- WRITTEN TASK -
Repeat all of the data precisely.

- DATASET ENTRIES -
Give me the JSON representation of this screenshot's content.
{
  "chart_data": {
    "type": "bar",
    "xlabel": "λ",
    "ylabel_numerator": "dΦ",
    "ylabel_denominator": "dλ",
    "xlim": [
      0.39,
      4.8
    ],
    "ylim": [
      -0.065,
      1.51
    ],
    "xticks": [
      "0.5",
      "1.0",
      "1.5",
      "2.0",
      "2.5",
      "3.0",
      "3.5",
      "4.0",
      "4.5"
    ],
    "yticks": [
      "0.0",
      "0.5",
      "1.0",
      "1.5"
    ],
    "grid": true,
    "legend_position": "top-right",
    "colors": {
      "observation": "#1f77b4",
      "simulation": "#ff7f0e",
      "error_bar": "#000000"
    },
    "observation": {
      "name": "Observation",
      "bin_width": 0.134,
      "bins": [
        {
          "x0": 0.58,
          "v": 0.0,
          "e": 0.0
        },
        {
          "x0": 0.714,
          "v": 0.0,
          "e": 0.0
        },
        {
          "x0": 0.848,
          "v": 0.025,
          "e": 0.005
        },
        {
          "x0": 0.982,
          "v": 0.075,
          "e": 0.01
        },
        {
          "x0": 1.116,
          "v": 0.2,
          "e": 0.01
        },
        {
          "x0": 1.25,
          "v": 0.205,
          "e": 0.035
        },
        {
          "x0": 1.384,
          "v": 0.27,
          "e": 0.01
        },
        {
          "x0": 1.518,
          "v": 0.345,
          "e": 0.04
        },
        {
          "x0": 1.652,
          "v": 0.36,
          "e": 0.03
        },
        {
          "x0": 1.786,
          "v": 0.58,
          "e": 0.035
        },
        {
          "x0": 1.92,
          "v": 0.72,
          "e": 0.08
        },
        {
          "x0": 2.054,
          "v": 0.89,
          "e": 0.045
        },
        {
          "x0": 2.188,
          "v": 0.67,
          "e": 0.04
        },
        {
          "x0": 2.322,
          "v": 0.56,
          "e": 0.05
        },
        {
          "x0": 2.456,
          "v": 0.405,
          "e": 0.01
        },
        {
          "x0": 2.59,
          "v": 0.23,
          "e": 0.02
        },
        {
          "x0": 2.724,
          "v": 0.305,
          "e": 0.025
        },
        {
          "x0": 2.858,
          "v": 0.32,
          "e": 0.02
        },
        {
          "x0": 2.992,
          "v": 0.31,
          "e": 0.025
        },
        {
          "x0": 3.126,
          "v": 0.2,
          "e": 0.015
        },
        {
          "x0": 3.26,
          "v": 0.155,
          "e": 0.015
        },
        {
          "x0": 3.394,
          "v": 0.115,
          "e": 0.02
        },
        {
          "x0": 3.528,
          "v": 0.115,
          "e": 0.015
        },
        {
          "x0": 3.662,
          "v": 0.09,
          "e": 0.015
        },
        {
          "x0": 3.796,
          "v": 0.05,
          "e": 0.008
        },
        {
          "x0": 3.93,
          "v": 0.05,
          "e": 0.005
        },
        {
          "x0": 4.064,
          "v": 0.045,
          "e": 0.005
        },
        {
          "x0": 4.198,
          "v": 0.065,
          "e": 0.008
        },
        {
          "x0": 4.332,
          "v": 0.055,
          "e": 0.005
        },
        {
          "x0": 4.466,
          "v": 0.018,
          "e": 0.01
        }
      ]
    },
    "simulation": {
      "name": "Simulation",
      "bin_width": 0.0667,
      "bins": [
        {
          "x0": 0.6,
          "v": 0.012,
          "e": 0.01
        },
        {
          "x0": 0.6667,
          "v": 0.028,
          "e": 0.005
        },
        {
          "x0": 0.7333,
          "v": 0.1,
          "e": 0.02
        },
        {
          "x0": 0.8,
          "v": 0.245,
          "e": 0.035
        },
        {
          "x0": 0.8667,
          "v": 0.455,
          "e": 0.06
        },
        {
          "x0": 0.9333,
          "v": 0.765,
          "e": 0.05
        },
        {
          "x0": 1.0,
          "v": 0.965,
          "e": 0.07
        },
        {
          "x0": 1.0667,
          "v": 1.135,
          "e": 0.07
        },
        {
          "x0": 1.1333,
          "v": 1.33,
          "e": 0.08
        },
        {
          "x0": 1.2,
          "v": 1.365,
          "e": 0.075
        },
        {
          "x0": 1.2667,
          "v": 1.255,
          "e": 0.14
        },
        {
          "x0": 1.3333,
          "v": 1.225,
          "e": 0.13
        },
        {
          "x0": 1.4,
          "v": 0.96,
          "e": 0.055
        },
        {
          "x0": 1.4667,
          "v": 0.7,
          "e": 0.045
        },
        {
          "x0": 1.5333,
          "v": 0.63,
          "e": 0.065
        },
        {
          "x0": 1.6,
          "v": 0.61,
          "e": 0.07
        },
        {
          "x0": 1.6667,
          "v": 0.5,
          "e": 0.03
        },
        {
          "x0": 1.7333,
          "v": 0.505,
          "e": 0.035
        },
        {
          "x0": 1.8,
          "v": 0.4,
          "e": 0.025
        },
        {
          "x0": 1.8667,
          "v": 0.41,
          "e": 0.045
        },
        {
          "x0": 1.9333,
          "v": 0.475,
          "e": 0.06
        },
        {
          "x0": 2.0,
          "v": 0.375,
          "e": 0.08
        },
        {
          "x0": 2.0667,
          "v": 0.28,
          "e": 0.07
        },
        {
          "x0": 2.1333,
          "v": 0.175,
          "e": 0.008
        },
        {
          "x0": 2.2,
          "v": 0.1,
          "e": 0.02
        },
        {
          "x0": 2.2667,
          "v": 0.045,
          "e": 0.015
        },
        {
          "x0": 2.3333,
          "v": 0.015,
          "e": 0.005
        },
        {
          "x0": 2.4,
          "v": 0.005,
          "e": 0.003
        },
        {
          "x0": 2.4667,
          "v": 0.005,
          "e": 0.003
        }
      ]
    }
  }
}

- TASK OUTPUT -
Give me the JSON representation of this screenshot's content.
{
  "chart_data": {
    "type": "bar",
    "xlabel": "λ",
    "ylabel_numerator": "dΦ",
    "ylabel_denominator": "dλ",
    "xlim": [
      0.39,
      4.8
    ],
    "ylim": [
      -0.065,
      1.51
    ],
    "xticks": [
      "0.5",
      "1.0",
      "1.5",
      "2.0",
      "2.5",
      "3.0",
      "3.5",
      "4.0",
      "4.5"
    ],
    "yticks": [
      "0.0",
      "0.5",
      "1.0",
      "1.5"
    ],
    "grid": true,
    "legend_position": "top-right",
    "colors": {
      "observation": "#1f77b4",
      "simulation": "#ff7f0e",
      "error_bar": "#000000"
    },
    "observation": {
      "name": "Observation",
      "bin_width": 0.134,
      "bins": [
        {
          "x0": 0.58,
          "v": 0.0,
          "e": 0.0
        },
        {
          "x0": 0.714,
          "v": 0.0,
          "e": 0.0
        },
        {
          "x0": 0.848,
          "v": 0.025,
          "e": 0.005
        },
        {
          "x0": 0.982,
          "v": 0.075,
          "e": 0.01
        },
        {
          "x0": 1.116,
          "v": 0.2,
          "e": 0.01
        },
        {
          "x0": 1.25,
          "v": 0.205,
          "e": 0.035
        },
        {
          "x0": 1.384,
          "v": 0.27,
          "e": 0.01
        },
        {
          "x0": 1.518,
          "v": 0.345,
          "e": 0.04
        },
        {
          "x0": 1.652,
          "v": 0.36,
          "e": 0.03
        },
        {
          "x0": 1.786,
          "v": 0.58,
          "e": 0.035
        },
        {
          "x0": 1.92,
          "v": 0.72,
          "e": 0.08
        },
        {
          "x0": 2.054,
          "v": 0.89,
          "e": 0.045
        },
        {
          "x0": 2.188,
          "v": 0.67,
          "e": 0.04
        },
        {
          "x0": 2.322,
          "v": 0.56,
          "e": 0.05
        },
        {
          "x0": 2.456,
          "v": 0.405,
          "e": 0.01
        },
        {
          "x0": 2.59,
          "v": 0.23,
          "e": 0.02
        },
        {
          "x0": 2.724,
          "v": 0.305,
          "e": 0.025
        },
        {
          "x0": 2.858,
          "v": 0.32,
          "e": 0.02
        },
        {
          "x0": 2.992,
          "v": 0.31,
          "e": 0.025
        },
        {
          "x0": 3.126,
          "v": 0.2,
          "e": 0.015
        },
        {
          "x0": 3.26,
          "v": 0.155,
          "e": 0.015
        },
        {
          "x0": 3.394,
          "v": 0.115,
          "e": 0.02
        },
        {
          "x0": 3.528,
          "v": 0.115,
          "e": 0.015
        },
        {
          "x0": 3.662,
          "v": 0.09,
          "e": 0.015
        },
        {
          "x0": 3.796,
          "v": 0.05,
          "e": 0.008
        },
        {
          "x0": 3.93,
          "v": 0.05,
          "e": 0.005
        },
        {
          "x0": 4.064,
          "v": 0.045,
          "e": 0.005
        },
        {
          "x0": 4.198,
          "v": 0.065,
          "e": 0.008
        },
        {
          "x0": 4.332,
          "v": 0.055,
          "e": 0.005
        },
        {
          "x0": 4.466,
          "v": 0.018,
          "e": 0.01
        }
      ]
    },
    "simulation": {
      "name": "Simulation",
      "bin_width": 0.0667,
      "bins": [
        {
          "x0": 0.6,
          "v": 0.012,
          "e": 0.01
        },
        {
          "x0": 0.6667,
          "v": 0.028,
          "e": 0.005
        },
        {
          "x0": 0.7333,
          "v": 0.1,
          "e": 0.02
        },
        {
          "x0": 0.8,
          "v": 0.245,
          "e": 0.035
        },
        {
          "x0": 0.8667,
          "v": 0.455,
          "e": 0.06
        },
        {
          "x0": 0.9333,
          "v": 0.765,
          "e": 0.05
        },
        {
          "x0": 1.0,
          "v": 0.965,
          "e": 0.07
        },
        {
          "x0": 1.0667,
          "v": 1.135,
          "e": 0.07
        },
        {
          "x0": 1.1333,
          "v": 1.33,
          "e": 0.08
        },
        {
          "x0": 1.2,
          "v": 1.365,
          "e": 0.075
        },
        {
          "x0": 1.2667,
          "v": 1.255,
          "e": 0.14
        },
        {
          "x0": 1.3333,
          "v": 1.225,
          "e": 0.13
        },
        {
          "x0": 1.4,
          "v": 0.96,
          "e": 0.055
        },
        {
          "x0": 1.4667,
          "v": 0.7,
          "e": 0.045
        },
        {
          "x0": 1.5333,
          "v": 0.63,
          "e": 0.065
        },
        {
          "x0": 1.6,
          "v": 0.61,
          "e": 0.07
        },
        {
          "x0": 1.6667,
          "v": 0.5,
          "e": 0.03
        },
        {
          "x0": 1.7333,
          "v": 0.505,
          "e": 0.035
        },
        {
          "x0": 1.8,
          "v": 0.4,
          "e": 0.025
        },
        {
          "x0": 1.8667,
          "v": 0.41,
          "e": 0.045
        },
        {
          "x0": 1.9333,
          "v": 0.475,
          "e": 0.06
        },
        {
          "x0": 2.0,
          "v": 0.375,
          "e": 0.08
        },
        {
          "x0": 2.0667,
          "v": 0.28,
          "e": 0.07
        },
        {
          "x0": 2.1333,
          "v": 0.175,
          "e": 0.008
        },
        {
          "x0": 2.2,
          "v": 0.1,
          "e": 0.02
        },
        {
          "x0": 2.2667,
          "v": 0.045,
          "e": 0.015
        },
        {
          "x0": 2.3333,
          "v": 0.015,
          "e": 0.005
        },
        {
          "x0": 2.4,
          "v": 0.005,
          "e": 0.003
        },
        {
          "x0": 2.4667,
          "v": 0.005,
          "e": 0.003
        }
      ]
    }
  }
}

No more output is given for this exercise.